Task to carry out: Write each line out again exactly as written.

Working data:
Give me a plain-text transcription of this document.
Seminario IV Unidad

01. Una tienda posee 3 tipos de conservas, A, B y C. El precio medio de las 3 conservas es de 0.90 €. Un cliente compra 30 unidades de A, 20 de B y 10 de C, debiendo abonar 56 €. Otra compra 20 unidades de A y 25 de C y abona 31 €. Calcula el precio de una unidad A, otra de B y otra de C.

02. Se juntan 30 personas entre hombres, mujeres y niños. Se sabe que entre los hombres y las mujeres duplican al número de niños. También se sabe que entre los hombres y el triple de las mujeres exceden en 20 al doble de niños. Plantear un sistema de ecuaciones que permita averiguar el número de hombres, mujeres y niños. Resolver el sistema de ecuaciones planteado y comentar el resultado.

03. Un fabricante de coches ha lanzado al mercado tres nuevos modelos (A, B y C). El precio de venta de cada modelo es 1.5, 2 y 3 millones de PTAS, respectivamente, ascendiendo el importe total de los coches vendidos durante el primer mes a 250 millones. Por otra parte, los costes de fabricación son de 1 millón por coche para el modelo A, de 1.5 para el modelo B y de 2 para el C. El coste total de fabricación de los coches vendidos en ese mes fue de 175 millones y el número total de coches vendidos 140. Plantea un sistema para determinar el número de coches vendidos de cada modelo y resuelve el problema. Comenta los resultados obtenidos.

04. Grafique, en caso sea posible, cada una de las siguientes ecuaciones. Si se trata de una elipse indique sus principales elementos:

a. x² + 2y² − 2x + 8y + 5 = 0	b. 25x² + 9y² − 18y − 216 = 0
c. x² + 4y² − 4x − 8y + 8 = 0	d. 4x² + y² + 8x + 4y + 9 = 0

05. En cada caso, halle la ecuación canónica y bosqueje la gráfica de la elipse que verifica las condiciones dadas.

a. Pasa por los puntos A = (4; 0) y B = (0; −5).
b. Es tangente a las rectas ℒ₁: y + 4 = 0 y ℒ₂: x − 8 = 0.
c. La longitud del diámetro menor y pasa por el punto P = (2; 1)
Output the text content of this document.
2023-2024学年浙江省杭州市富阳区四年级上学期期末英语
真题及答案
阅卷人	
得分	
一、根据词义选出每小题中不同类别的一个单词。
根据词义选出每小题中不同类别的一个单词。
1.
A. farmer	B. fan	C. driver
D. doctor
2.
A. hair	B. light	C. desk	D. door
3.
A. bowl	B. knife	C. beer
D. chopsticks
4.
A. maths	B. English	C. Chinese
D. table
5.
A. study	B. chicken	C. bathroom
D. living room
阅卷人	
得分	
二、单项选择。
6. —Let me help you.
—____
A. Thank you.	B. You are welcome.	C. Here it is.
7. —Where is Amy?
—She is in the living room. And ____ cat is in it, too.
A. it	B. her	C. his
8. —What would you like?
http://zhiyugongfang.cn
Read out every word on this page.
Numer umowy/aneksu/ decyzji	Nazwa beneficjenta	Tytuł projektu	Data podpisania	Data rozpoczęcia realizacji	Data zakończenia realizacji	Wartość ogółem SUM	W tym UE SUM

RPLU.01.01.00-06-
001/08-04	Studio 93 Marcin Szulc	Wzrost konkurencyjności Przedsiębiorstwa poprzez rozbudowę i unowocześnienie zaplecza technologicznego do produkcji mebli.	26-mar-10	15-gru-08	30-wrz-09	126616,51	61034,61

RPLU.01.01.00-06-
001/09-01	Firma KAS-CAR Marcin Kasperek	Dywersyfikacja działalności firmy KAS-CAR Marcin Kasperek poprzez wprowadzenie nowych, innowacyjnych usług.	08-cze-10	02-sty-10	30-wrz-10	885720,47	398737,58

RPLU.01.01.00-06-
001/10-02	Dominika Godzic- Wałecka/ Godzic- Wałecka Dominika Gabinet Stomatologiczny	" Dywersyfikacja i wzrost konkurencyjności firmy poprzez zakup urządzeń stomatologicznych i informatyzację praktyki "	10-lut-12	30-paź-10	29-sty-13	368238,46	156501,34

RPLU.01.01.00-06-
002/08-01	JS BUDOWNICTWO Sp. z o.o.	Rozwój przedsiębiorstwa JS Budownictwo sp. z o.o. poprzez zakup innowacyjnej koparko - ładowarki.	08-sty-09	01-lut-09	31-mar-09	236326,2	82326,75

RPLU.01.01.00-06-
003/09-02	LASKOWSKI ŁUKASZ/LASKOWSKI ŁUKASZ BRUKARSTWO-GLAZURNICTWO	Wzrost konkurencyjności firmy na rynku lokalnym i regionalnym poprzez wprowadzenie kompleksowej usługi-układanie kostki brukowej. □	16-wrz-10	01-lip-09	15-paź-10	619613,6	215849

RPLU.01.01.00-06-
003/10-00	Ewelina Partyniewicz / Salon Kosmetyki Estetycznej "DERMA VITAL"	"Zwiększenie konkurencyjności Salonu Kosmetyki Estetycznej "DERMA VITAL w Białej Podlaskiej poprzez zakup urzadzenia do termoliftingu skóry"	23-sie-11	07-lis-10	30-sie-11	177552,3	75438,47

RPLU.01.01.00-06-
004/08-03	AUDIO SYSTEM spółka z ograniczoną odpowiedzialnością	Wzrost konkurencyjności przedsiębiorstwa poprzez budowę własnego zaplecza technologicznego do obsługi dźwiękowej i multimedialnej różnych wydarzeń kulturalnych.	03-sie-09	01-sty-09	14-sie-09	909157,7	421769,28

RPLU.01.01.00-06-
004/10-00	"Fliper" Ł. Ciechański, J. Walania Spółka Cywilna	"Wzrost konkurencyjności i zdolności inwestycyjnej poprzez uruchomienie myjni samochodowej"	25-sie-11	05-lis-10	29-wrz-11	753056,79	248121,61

Task output:
Give me a plain-text transcription of this document.
Seminario IV Unidad

01. Una tienda posee 3 tipos de conservas, A, B y C. El precio medio de las 3 conservas es de 0.90 €. Un cliente compra 30 unidades de A, 20 de B y 10 de C, debiendo abonar 56 €. Otra compra 20 unidades de A y 25 de C y abona 31 €. Calcula el precio de una unidad A, otra de B y otra de C.

02. Se juntan 30 personas entre hombres, mujeres y niños. Se sabe que entre los hombres y las mujeres duplican al número de niños. También se sabe que entre los hombres y el triple de las mujeres exceden en 20 al doble de niños. Plantear un sistema de ecuaciones que permita averiguar el número de hombres, mujeres y niños. Resolver el sistema de ecuaciones planteado y comentar el resultado.

03. Un fabricante de coches ha lanzado al mercado tres nuevos modelos (A, B y C). El precio de venta de cada modelo es 1.5, 2 y 3 millones de PTAS, respectivamente, ascendiendo el importe total de los coches vendidos durante el primer mes a 250 millones. Por otra parte, los costes de fabricación son de 1 millón por coche para el modelo A, de 1.5 para el modelo B y de 2 para el C. El coste total de fabricación de los coches vendidos en ese mes fue de 175 millones y el número total de coches vendidos 140. Plantea un sistema para determinar el número de coches vendidos de cada modelo y resuelve el problema. Comenta los resultados obtenidos.

04. Grafique, en caso sea posible, cada una de las siguientes ecuaciones. Si se trata de una elipse indique sus principales elementos:

a. x² + 2y² − 2x + 8y + 5 = 0	b. 25x² + 9y² − 18y − 216 = 0
c. x² + 4y² − 4x − 8y + 8 = 0	d. 4x² + y² + 8x + 4y + 9 = 0

05. En cada caso, halle la ecuación canónica y bosqueje la gráfica de la elipse que verifica las condiciones dadas.

a. Pasa por los puntos A = (4; 0) y B = (0; −5).
b. Es tangente a las rectas ℒ₁: y + 4 = 0 y ℒ₂: x − 8 = 0.
c. La longitud del diámetro menor y pasa por el punto P = (2; 1)
Output the text content of this document.
2023-2024学年浙江省杭州市富阳区四年级上学期期末英语
真题及答案
阅卷人	
得分	
一、根据词义选出每小题中不同类别的一个单词。
根据词义选出每小题中不同类别的一个单词。
1.
A. farmer	B. fan	C. driver
D. doctor
2.
A. hair	B. light	C. desk	D. door
3.
A. bowl	B. knife	C. beer
D. chopsticks
4.
A. maths	B. English	C. Chinese
D. table
5.
A. study	B. chicken	C. bathroom
D. living room
阅卷人	
得分	
二、单项选择。
6. —Let me help you.
—____
A. Thank you.	B. You are welcome.	C. Here it is.
7. —Where is Amy?
—She is in the living room. And ____ cat is in it, too.
A. it	B. her	C. his
8. —What would you like?
http://zhiyugongfang.cn
Read out every word on this page.
Numer umowy/aneksu/ decyzji	Nazwa beneficjenta	Tytuł projektu	Data podpisania	Data rozpoczęcia realizacji	Data zakończenia realizacji	Wartość ogółem SUM	W tym UE SUM

RPLU.01.01.00-06-
001/08-04	Studio 93 Marcin Szulc	Wzrost konkurencyjności Przedsiębiorstwa poprzez rozbudowę i unowocześnienie zaplecza technologicznego do produkcji mebli.	26-mar-10	15-gru-08	30-wrz-09	126616,51	61034,61

RPLU.01.01.00-06-
001/09-01	Firma KAS-CAR Marcin Kasperek	Dywersyfikacja działalności firmy KAS-CAR Marcin Kasperek poprzez wprowadzenie nowych, innowacyjnych usług.	08-cze-10	02-sty-10	30-wrz-10	885720,47	398737,58

RPLU.01.01.00-06-
001/10-02	Dominika Godzic- Wałecka/ Godzic- Wałecka Dominika Gabinet Stomatologiczny	" Dywersyfikacja i wzrost konkurencyjności firmy poprzez zakup urządzeń stomatologicznych i informatyzację praktyki "	10-lut-12	30-paź-10	29-sty-13	368238,46	156501,34

RPLU.01.01.00-06-
002/08-01	JS BUDOWNICTWO Sp. z o.o.	Rozwój przedsiębiorstwa JS Budownictwo sp. z o.o. poprzez zakup innowacyjnej koparko - ładowarki.	08-sty-09	01-lut-09	31-mar-09	236326,2	82326,75

RPLU.01.01.00-06-
003/09-02	LASKOWSKI ŁUKASZ/LASKOWSKI ŁUKASZ BRUKARSTWO-GLAZURNICTWO	Wzrost konkurencyjności firmy na rynku lokalnym i regionalnym poprzez wprowadzenie kompleksowej usługi-układanie kostki brukowej. □	16-wrz-10	01-lip-09	15-paź-10	619613,6	215849

RPLU.01.01.00-06-
003/10-00	Ewelina Partyniewicz / Salon Kosmetyki Estetycznej "DERMA VITAL"	"Zwiększenie konkurencyjności Salonu Kosmetyki Estetycznej "DERMA VITAL w Białej Podlaskiej poprzez zakup urzadzenia do termoliftingu skóry"	23-sie-11	07-lis-10	30-sie-11	177552,3	75438,47

RPLU.01.01.00-06-
004/08-03	AUDIO SYSTEM spółka z ograniczoną odpowiedzialnością	Wzrost konkurencyjności przedsiębiorstwa poprzez budowę własnego zaplecza technologicznego do obsługi dźwiękowej i multimedialnej różnych wydarzeń kulturalnych.	03-sie-09	01-sty-09	14-sie-09	909157,7	421769,28

RPLU.01.01.00-06-
004/10-00	"Fliper" Ł. Ciechański, J. Walania Spółka Cywilna	"Wzrost konkurencyjności i zdolności inwestycyjnej poprzez uruchomienie myjni samochodowej"	25-sie-11	05-lis-10	29-wrz-11	753056,79	248121,61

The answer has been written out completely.